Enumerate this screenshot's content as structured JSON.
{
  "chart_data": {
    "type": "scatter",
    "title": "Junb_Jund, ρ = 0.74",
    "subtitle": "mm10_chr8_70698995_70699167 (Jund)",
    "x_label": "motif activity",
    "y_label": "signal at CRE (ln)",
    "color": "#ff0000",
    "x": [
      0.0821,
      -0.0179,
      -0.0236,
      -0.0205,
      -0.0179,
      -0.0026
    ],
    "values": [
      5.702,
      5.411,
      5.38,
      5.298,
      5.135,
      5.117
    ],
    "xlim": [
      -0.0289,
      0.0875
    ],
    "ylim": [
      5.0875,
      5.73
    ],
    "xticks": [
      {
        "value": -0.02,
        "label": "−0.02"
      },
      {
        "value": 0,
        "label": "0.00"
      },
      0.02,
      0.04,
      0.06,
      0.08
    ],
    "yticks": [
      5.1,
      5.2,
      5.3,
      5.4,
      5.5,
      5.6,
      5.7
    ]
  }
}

□ □ □ □

◆ GOAL: Produce a verbatim transcription of the entries above.

◆ WRITTEN ANSWER:
Enumerate this screenshot's content as structured JSON.
{
  "chart_data": {
    "type": "scatter",
    "title": "Junb_Jund, ρ = 0.74",
    "subtitle": "mm10_chr8_70698995_70699167 (Jund)",
    "x_label": "motif activity",
    "y_label": "signal at CRE (ln)",
    "color": "#ff0000",
    "x": [
      0.0821,
      -0.0179,
      -0.0236,
      -0.0205,
      -0.0179,
      -0.0026
    ],
    "values": [
      5.702,
      5.411,
      5.38,
      5.298,
      5.135,
      5.117
    ],
    "xlim": [
      -0.0289,
      0.0875
    ],
    "ylim": [
      5.0875,
      5.73
    ],
    "xticks": [
      {
        "value": -0.02,
        "label": "−0.02"
      },
      {
        "value": 0,
        "label": "0.00"
      },
      0.02,
      0.04,
      0.06,
      0.08
    ],
    "yticks": [
      5.1,
      5.2,
      5.3,
      5.4,
      5.5,
      5.6,
      5.7
    ]
  }
}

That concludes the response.